> [Task details]
Track down each line that has the word "address" and copy it.

═══ Stored rows

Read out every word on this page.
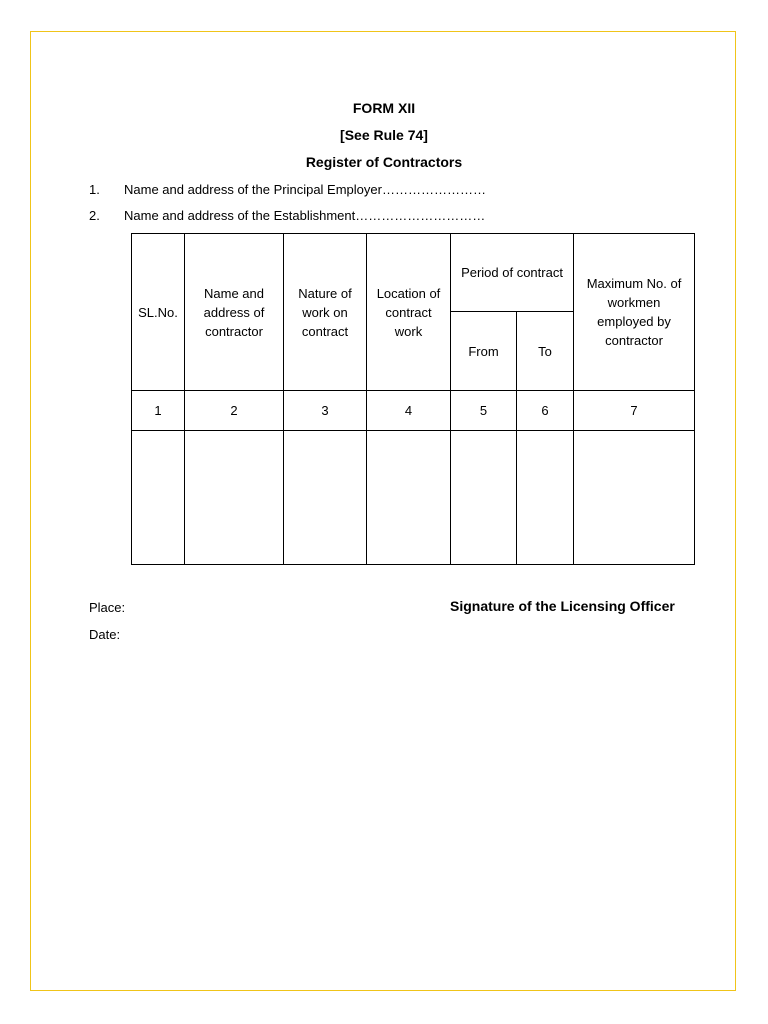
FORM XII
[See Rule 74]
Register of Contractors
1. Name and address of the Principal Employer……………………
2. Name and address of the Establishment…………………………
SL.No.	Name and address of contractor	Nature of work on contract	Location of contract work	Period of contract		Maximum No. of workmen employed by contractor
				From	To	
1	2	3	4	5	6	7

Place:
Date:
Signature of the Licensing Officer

══════

> [Response]
1. Name and address of the Principal Employer……………………
2. Name and address of the Establishment…………………………
SL.No.	Name and address of contractor	Nature of work on contract	Location of contract work	Period of contract		Maximum No. of workmen employed by contractor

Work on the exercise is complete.